* WRITTEN TASK:
Copy out every line that contains "this".

****

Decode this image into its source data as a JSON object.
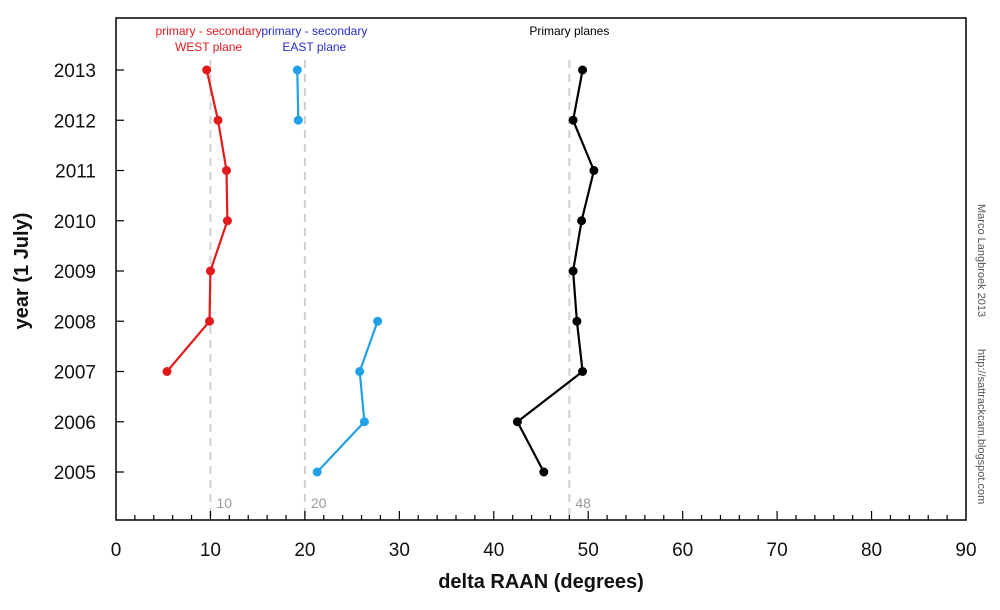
{
  "chart_data": {
    "type": "line",
    "xlabel": "delta RAAN (degrees)",
    "ylabel": "year (1 July)",
    "xlim": [
      0,
      90
    ],
    "xticks": [
      0,
      10,
      20,
      30,
      40,
      50,
      60,
      70,
      80,
      90
    ],
    "yticks": [
      2005,
      2006,
      2007,
      2008,
      2009,
      2010,
      2011,
      2012,
      2013
    ],
    "grid": false,
    "series": [
      {
        "name": "primary - secondary WEST plane",
        "color": "#e31a1c",
        "points": [
          {
            "year": 2007,
            "x": 5.4
          },
          {
            "year": 2008,
            "x": 9.9
          },
          {
            "year": 2009,
            "x": 10.0
          },
          {
            "year": 2010,
            "x": 11.8
          },
          {
            "year": 2011,
            "x": 11.7
          },
          {
            "year": 2012,
            "x": 10.8
          },
          {
            "year": 2013,
            "x": 9.6
          }
        ]
      },
      {
        "name": "primary - secondary EAST plane",
        "color": "#22a0e8",
        "points": [
          {
            "year": 2005,
            "x": 21.3
          },
          {
            "year": 2006,
            "x": 26.3
          },
          {
            "year": 2007,
            "x": 25.8
          },
          {
            "year": 2008,
            "x": 27.7
          }
        ],
        "points_b": [
          {
            "year": 2012,
            "x": 19.3
          },
          {
            "year": 2013,
            "x": 19.2
          }
        ]
      },
      {
        "name": "Primary planes",
        "color": "#000000",
        "points": [
          {
            "year": 2005,
            "x": 45.3
          },
          {
            "year": 2006,
            "x": 42.5
          },
          {
            "year": 2007,
            "x": 49.4
          },
          {
            "year": 2008,
            "x": 48.8
          },
          {
            "year": 2009,
            "x": 48.4
          },
          {
            "year": 2010,
            "x": 49.3
          },
          {
            "year": 2011,
            "x": 50.6
          },
          {
            "year": 2012,
            "x": 48.4
          },
          {
            "year": 2013,
            "x": 49.4
          }
        ]
      }
    ],
    "reference_lines": [
      {
        "x": 10,
        "label": "10"
      },
      {
        "x": 20,
        "label": "20"
      },
      {
        "x": 48,
        "label": "48"
      }
    ],
    "annotations": [
      {
        "lines": [
          "primary - secondary",
          "WEST plane"
        ],
        "color": "#e31a1c",
        "x": 9.8
      },
      {
        "lines": [
          "primary - secondary",
          "EAST plane"
        ],
        "color": "#2a2ad0",
        "x": 21.0
      },
      {
        "lines": [
          "Primary planes"
        ],
        "color": "#000000",
        "x": 48.0
      }
    ],
    "credit": [
      "Marco Langbroek 2013",
      "http://sattrackcam.blogspot.com"
    ]
  }
}
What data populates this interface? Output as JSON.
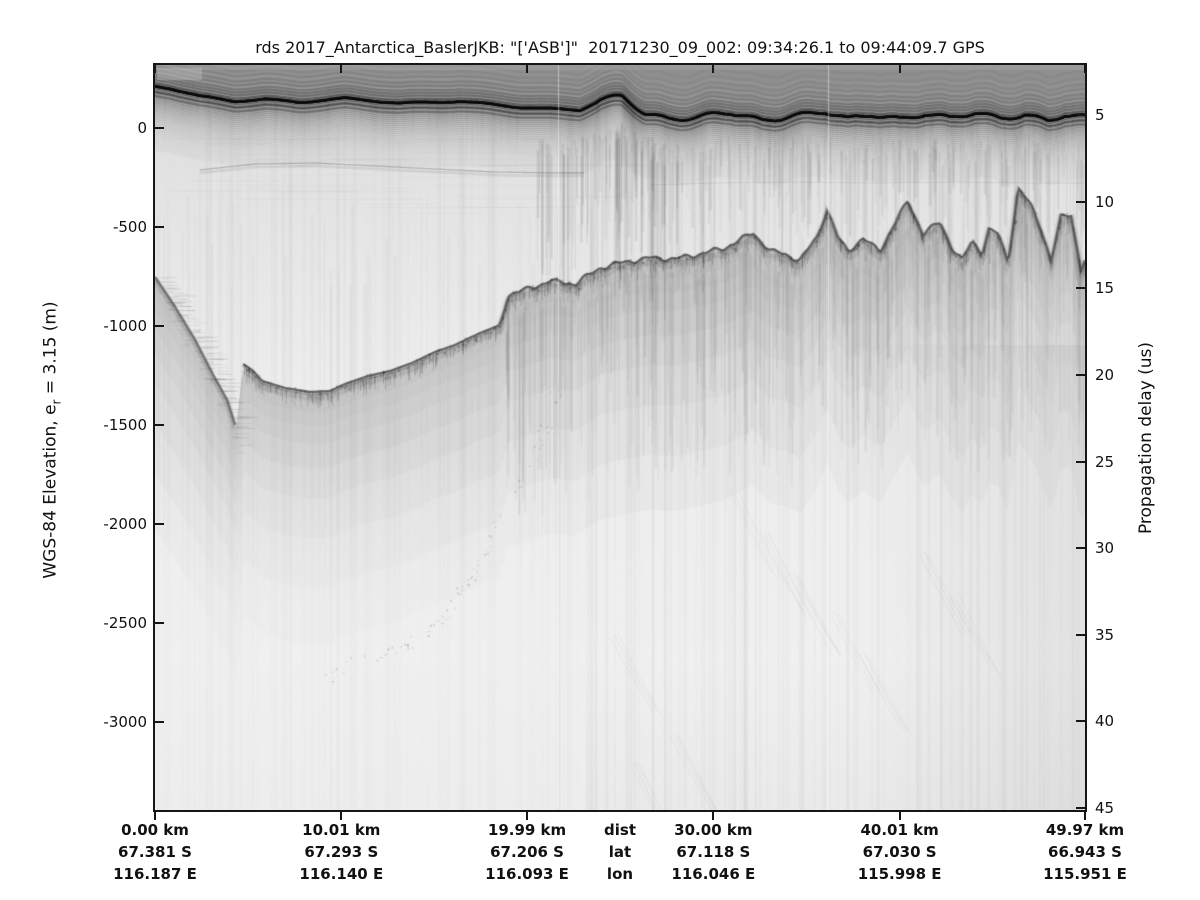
{
  "title": "rds 2017_Antarctica_BaslerJKB: \"['ASB']\"  20171230_09_002: 09:34:26.1 to 09:44:09.7 GPS",
  "left_axis": {
    "label_prefix": "WGS-84 Elevation, e",
    "label_sub": "r",
    "label_suffix": " = 3.15 (m)",
    "tick_values": [
      0,
      -500,
      -1000,
      -1500,
      -2000,
      -2500,
      -3000
    ],
    "tick_labels": [
      "0",
      "-500",
      "-1000",
      "-1500",
      "-2000",
      "-2500",
      "-3000"
    ]
  },
  "right_axis": {
    "label": "Propagation delay (us)",
    "tick_values": [
      5,
      10,
      15,
      20,
      25,
      30,
      35,
      40,
      45
    ],
    "tick_labels": [
      "5",
      "10",
      "15",
      "20",
      "25",
      "30",
      "35",
      "40",
      "45"
    ]
  },
  "bottom_axis": {
    "header": {
      "dist": "dist",
      "lat": "lat",
      "lon": "lon"
    },
    "columns": [
      {
        "km": 0.0,
        "dist": "0.00 km",
        "lat": "67.381 S",
        "lon": "116.187 E"
      },
      {
        "km": 10.01,
        "dist": "10.01 km",
        "lat": "67.293 S",
        "lon": "116.140 E"
      },
      {
        "km": 19.99,
        "dist": "19.99 km",
        "lat": "67.206 S",
        "lon": "116.093 E"
      },
      {
        "km": 30.0,
        "dist": "30.00 km",
        "lat": "67.118 S",
        "lon": "116.046 E"
      },
      {
        "km": 40.01,
        "dist": "40.01 km",
        "lat": "67.030 S",
        "lon": "115.998 E"
      },
      {
        "km": 49.97,
        "dist": "49.97 km",
        "lat": "66.943 S",
        "lon": "115.951 E"
      }
    ]
  },
  "chart_data": {
    "type": "heatmap",
    "title": "rds 2017_Antarctica_BaslerJKB: \"['ASB']\"  20171230_09_002: 09:34:26.1 to 09:44:09.7 GPS",
    "description": "Grayscale ice-penetrating radargram (radio echo sounding). Dark band near top = ice surface return, fuzzy dark horizon = bed echo, faint diagonal band = deep off-nadir scattering.",
    "distance_axis": {
      "range": [
        0,
        49.97
      ],
      "ticks_km": [
        0.0,
        10.01,
        19.99,
        30.0,
        40.01,
        49.97
      ]
    },
    "elevation_axis": {
      "label": "WGS-84 Elevation, e_r = 3.15 (m)",
      "range": [
        -3444,
        318
      ],
      "ticks": [
        0,
        -500,
        -1000,
        -1500,
        -2000,
        -2500,
        -3000
      ]
    },
    "delay_axis": {
      "label": "Propagation delay (us)",
      "range": [
        2.11,
        45.11
      ],
      "ticks": [
        5,
        10,
        15,
        20,
        25,
        30,
        35,
        40,
        45
      ]
    },
    "series": [
      {
        "name": "surface_elevation_m",
        "x_km": [
          0,
          2.5,
          5,
          7.5,
          10,
          12.5,
          15,
          17.5,
          20,
          22.5,
          25,
          27.5,
          30,
          32.5,
          35,
          37.5,
          40,
          42.5,
          45,
          47.5,
          49.97
        ],
        "values": [
          212,
          162,
          141,
          136,
          152,
          131,
          131,
          121,
          106,
          91,
          157,
          51,
          56,
          45,
          71,
          45,
          51,
          51,
          61,
          40,
          51
        ]
      },
      {
        "name": "bed_elevation_m",
        "x_km": [
          0,
          2.5,
          5,
          7.5,
          10,
          12.5,
          15,
          17.5,
          20,
          22.5,
          25,
          27.5,
          30,
          32.5,
          35,
          37.5,
          40,
          42.5,
          45,
          47.5,
          49.97
        ],
        "values": [
          -753,
          -1116,
          -1212,
          -1323,
          -1303,
          -1232,
          -1131,
          -1035,
          -813,
          -788,
          -682,
          -667,
          -646,
          -626,
          -657,
          -611,
          -475,
          -581,
          -525,
          -490,
          -677
        ]
      }
    ],
    "colors": {
      "background": "#ededed",
      "above_surface_band": "#8f8f8f",
      "ink": "#161616"
    },
    "render": {
      "surface": [
        [
          0,
          21
        ],
        [
          15,
          23
        ],
        [
          45,
          31
        ],
        [
          80,
          36
        ],
        [
          110,
          34
        ],
        [
          145,
          37
        ],
        [
          190,
          33
        ],
        [
          245,
          38
        ],
        [
          305,
          36
        ],
        [
          365,
          42
        ],
        [
          425,
          45
        ],
        [
          445,
          35
        ],
        [
          467,
          32
        ],
        [
          490,
          47
        ],
        [
          513,
          53
        ],
        [
          545,
          52
        ],
        [
          575,
          48
        ],
        [
          607,
          55
        ],
        [
          635,
          50
        ],
        [
          670,
          47
        ],
        [
          693,
          55
        ],
        [
          717,
          49
        ],
        [
          745,
          53
        ],
        [
          770,
          48
        ],
        [
          795,
          54
        ],
        [
          820,
          48
        ],
        [
          845,
          53
        ],
        [
          870,
          48
        ],
        [
          893,
          56
        ],
        [
          910,
          50
        ],
        [
          930,
          53
        ]
      ],
      "slope": [
        [
          0,
          212
        ],
        [
          20,
          242
        ],
        [
          40,
          275
        ],
        [
          57,
          308
        ],
        [
          72,
          335
        ],
        [
          81,
          363
        ]
      ],
      "bed": [
        [
          88,
          299
        ],
        [
          97,
          305
        ],
        [
          107,
          316
        ],
        [
          130,
          323
        ],
        [
          155,
          327
        ],
        [
          175,
          326
        ],
        [
          190,
          319
        ],
        [
          213,
          311
        ],
        [
          235,
          306
        ],
        [
          257,
          298
        ],
        [
          280,
          287
        ],
        [
          300,
          280
        ],
        [
          323,
          269
        ],
        [
          345,
          260
        ],
        [
          353,
          230
        ],
        [
          370,
          225
        ],
        [
          395,
          216
        ],
        [
          420,
          219
        ],
        [
          445,
          203
        ],
        [
          470,
          197
        ],
        [
          495,
          193
        ],
        [
          520,
          194
        ],
        [
          545,
          189
        ],
        [
          570,
          183
        ],
        [
          598,
          168
        ],
        [
          615,
          186
        ],
        [
          630,
          189
        ],
        [
          645,
          196
        ],
        [
          662,
          172
        ],
        [
          672,
          145
        ],
        [
          683,
          173
        ],
        [
          693,
          186
        ],
        [
          708,
          174
        ],
        [
          725,
          186
        ],
        [
          738,
          162
        ],
        [
          753,
          136
        ],
        [
          768,
          169
        ],
        [
          785,
          157
        ],
        [
          797,
          183
        ],
        [
          807,
          196
        ],
        [
          817,
          176
        ],
        [
          827,
          188
        ],
        [
          834,
          165
        ],
        [
          843,
          169
        ],
        [
          853,
          196
        ],
        [
          863,
          124
        ],
        [
          875,
          139
        ],
        [
          886,
          163
        ],
        [
          896,
          196
        ],
        [
          906,
          152
        ],
        [
          916,
          149
        ],
        [
          926,
          205
        ],
        [
          930,
          195
        ]
      ],
      "layer1": [
        [
          45,
          105
        ],
        [
          100,
          99
        ],
        [
          160,
          98
        ],
        [
          220,
          101
        ],
        [
          280,
          104
        ],
        [
          340,
          107
        ],
        [
          400,
          108
        ],
        [
          430,
          108
        ]
      ],
      "layer2": [
        [
          495,
          120
        ],
        [
          560,
          118
        ],
        [
          640,
          117
        ],
        [
          720,
          118
        ],
        [
          800,
          117
        ],
        [
          880,
          118
        ],
        [
          930,
          118
        ]
      ],
      "scatter_arc": [
        [
          405,
          315
        ],
        [
          390,
          358
        ],
        [
          375,
          402
        ],
        [
          345,
          455
        ],
        [
          325,
          495
        ],
        [
          307,
          525
        ],
        [
          293,
          547
        ],
        [
          275,
          562
        ],
        [
          250,
          582
        ],
        [
          223,
          590
        ],
        [
          195,
          595
        ],
        [
          172,
          615
        ]
      ],
      "seams": [
        403,
        673
      ],
      "comet_tails": [
        [
          600,
          460
        ],
        [
          630,
          500
        ],
        [
          660,
          540
        ],
        [
          700,
          580
        ],
        [
          730,
          620
        ],
        [
          540,
          700
        ],
        [
          500,
          730
        ],
        [
          480,
          600
        ],
        [
          790,
          520
        ],
        [
          820,
          560
        ]
      ]
    }
  }
}
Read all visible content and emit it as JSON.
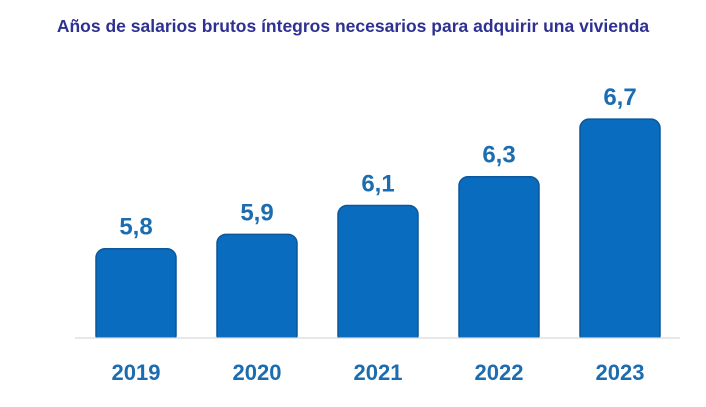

****

* EXERCISE RESPONSE:
Decode this image into its source data as a JSON object.
What data populates this interface? Output as JSON.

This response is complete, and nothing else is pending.